FRAGMENTO DEL TEXTO:
========================================================================
Sin lugar a dudas «el espiritualismo de la religión cristiana y el sentimiento de lo infinito que tan poderosamente se desarrolla en las naciones y en los individuos» como lo afirma el propio Gil y Carrasco (Suárez Roca: 2014-V: 264), deben tenerse en cuenta a la hora de valorar la visión providencialista de este escritor. El propio Gil y Carrasco nos revela en los artículos posteriores a 1840, su concepto de la Providencia como «inteligencia suprema» que permite descifrar el rumbo de las acciones humanas1.

Nos podemos preguntar cuál es el sentido de este tipo de novela histórica (historia de los templarios con la clara defensa de las órdenes religiosas, de los valores cristianos, de la religión, con referencias a la decadente Europa en el caso de Gil y Carrasco): una historia que evoca con escrupulosidad los tiempos y eventos de gloria del cristianismo. Evidentemente el concepto de verdad histórica tiene une carga ideológica: la historia podría asimilarse más bien a la epopeya que transmite valores eternos subyacentes, hechos y personajes que simbolizan fuerzas contrarias, una historia con legibilidad y cuya «moral» pretende facilitar un juico sobre una época presente.

Ambos autores tienen una fervorosa conciencia patriótica y nacionalista y comparten el carácter espiritual, profundamente cristiano del romanticismo desde el que cuestionan el materialismo y el escepticismo religioso inherentes al espíritu francés de la Ilustración. Aunque difieren en su ideal del progreso histórico, para Gil y Carrasco como para Villoslada, la historia del pasado es un espejo moral del presente, una historia en la que hay que buscar eventos y valores que suscitan sentimientos nacionales.

Bibliografía

  • FERRERAS, Juan Ignacio. (1976). El triunfo del liberalismo y de la novela histórica (1830-1870). Madrid. Taurus.
  • GIL Y CARRASCO, Enrique. (1954). Obras completas de don Enrique Gil y Carrasco. Madrid. Atlas (BAE, n.º 74).
========================================================================
INSTRUCCIONES DE TRABAJO:
1. Enumera todas las personas que se nombran en el fragmento sobre Gil y Carrasco y la novela histórica.
2. Prosigue el fragmento sobre Gil y Carrasco y la novela histórica a partir del punto en que termina.
No hace falta consultar los registros para resolver las tareas.

DATOS ALMACENADOS:
========================================================================
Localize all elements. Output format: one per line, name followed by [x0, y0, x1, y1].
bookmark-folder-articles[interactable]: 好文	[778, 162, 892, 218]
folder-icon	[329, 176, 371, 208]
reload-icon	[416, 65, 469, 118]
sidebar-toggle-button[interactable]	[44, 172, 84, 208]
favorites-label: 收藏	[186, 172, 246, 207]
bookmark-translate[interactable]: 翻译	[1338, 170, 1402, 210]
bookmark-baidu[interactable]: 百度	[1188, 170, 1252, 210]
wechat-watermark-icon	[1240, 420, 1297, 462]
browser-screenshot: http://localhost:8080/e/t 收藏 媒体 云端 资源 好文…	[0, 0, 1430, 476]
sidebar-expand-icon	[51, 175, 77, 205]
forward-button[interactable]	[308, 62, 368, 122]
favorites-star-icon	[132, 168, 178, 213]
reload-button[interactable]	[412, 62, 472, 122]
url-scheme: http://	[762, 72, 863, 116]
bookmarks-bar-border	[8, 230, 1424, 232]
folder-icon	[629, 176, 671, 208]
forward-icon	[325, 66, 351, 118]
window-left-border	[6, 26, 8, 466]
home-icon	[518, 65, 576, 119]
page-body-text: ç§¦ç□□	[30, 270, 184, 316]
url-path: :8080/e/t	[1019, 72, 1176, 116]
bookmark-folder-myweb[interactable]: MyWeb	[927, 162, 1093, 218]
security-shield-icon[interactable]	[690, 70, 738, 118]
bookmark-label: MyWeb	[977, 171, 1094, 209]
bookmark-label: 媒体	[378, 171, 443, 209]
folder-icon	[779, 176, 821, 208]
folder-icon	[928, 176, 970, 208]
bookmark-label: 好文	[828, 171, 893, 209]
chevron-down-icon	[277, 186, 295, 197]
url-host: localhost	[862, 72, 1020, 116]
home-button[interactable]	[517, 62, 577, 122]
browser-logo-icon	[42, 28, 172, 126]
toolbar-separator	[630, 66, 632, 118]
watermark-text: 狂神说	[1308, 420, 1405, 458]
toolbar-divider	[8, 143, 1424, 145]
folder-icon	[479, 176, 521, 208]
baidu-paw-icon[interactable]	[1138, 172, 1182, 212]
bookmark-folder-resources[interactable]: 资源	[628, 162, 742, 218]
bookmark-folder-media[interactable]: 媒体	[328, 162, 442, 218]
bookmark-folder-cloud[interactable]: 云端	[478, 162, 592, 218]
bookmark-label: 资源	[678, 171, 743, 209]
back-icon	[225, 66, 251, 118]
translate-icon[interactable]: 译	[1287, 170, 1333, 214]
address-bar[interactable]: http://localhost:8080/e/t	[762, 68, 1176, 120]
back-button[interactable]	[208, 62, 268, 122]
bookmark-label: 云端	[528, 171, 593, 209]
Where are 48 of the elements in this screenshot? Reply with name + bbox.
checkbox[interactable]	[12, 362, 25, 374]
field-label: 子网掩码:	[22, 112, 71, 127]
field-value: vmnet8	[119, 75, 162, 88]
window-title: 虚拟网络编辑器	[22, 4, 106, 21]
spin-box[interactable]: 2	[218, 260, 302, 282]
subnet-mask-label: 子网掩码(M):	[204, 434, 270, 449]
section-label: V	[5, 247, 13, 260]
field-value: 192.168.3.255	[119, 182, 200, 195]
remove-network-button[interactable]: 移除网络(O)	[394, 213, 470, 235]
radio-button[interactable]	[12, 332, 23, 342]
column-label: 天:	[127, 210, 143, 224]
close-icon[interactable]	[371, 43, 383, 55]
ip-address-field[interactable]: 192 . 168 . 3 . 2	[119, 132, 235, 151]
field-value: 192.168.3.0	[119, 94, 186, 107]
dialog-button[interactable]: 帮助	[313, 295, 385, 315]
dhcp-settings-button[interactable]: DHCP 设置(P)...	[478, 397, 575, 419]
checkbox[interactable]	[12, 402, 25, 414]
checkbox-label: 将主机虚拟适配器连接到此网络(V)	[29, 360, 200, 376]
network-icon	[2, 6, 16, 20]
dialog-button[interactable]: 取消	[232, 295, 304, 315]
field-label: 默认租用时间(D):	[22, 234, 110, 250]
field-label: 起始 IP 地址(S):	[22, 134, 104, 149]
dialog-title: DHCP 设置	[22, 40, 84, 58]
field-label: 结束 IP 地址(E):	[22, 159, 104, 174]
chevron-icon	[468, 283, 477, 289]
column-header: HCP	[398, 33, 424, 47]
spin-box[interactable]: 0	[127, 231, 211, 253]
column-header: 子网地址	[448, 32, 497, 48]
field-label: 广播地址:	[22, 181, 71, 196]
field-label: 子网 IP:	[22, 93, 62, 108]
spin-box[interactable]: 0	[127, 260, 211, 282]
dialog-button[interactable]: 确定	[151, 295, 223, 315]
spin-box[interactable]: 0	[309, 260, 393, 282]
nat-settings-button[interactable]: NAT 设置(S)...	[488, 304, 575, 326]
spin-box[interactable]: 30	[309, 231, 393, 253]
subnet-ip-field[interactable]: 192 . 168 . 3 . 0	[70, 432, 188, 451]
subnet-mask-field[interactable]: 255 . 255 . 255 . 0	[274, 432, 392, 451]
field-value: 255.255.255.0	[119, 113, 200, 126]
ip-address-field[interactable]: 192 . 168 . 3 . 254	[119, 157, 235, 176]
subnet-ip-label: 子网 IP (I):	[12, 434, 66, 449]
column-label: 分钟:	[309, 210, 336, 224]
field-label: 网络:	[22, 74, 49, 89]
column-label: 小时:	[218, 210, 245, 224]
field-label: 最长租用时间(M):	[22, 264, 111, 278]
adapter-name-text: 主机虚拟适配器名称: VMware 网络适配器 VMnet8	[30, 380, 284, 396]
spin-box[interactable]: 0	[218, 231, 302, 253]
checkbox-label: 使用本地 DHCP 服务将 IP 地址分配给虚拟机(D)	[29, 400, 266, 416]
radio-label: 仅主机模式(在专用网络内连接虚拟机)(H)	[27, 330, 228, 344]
========================================================================
RESPUESTAS:
1. Enrique Gil y Carrasco, Suárez Roca, Villoslada y Juan Ignacio Ferreras.

2.
  • ——. (2011). El Señor de Bembibre. Edición a cargo de Enrique Rubio. Madrid. Cátedra.
  • ——. (2014-III). Obras Completas, BIBLIOTECA GIL Y CARRASCO, volumen III. Viaje a una provincia del interior. Edición, introducción y notas de Valentín Carrera. Lecturas de José Antonio Carro Celada, Paz Díez-Taboada, Epicteto Díaz Navarro y Aniceto Núñez García. A Coruña. Paradiso Gutenberg. Edición digital para Kindle en eBooksBierzo.
  • ——. (2014-V). «Ideas estético-filosóficas en la obra periodística de Enrique Gil», por José Luis SUÁREZ ROCA. Miscelánea. Biblioteca Gil y Carrasco, Obras Completas, vol. V. Edición, introducción y notas de Valentín Carrera. A Coruña. Ed. Paradiso Gutenberg.
  • HIBBS, Solange. (1996). Novela histórica y escritores católicos en el siglo XIX: las marcas de un género. Homenaje a Navarro Villoslada, edición a cargo de Ignacio Arellano y Carlos Mata. Pamplona. Institución Príncipe de Viana (167-186).
  • MATA INDURÁIN, Carlos. (1995). Francisco Navarro Villoslada (1818-1895) y sus novelas históricas. Pamplona. Fondo de Publicaciones del Gobierno de Navarra.
  • NAVARRO VILLOSLADA, Francisco. (1847). Doña Blanca de Navarra. Madrid. Gaspar y Roig.
  • ——. (1914). Amaya o los vascos en el siglo VIII, Tres Tomos. Madrid. Apostolado de la Prensa.
  • ——. (1975). Doña Urraca de Castilla. Genève. Editions Femi. Círculo de amigos de la historia.
  • NAVAS RUIZ, Ricardo. (1982). «Francisco Navarro Villoslada». El romanticismo español. Historia y crítica. Salamanca. Anaya.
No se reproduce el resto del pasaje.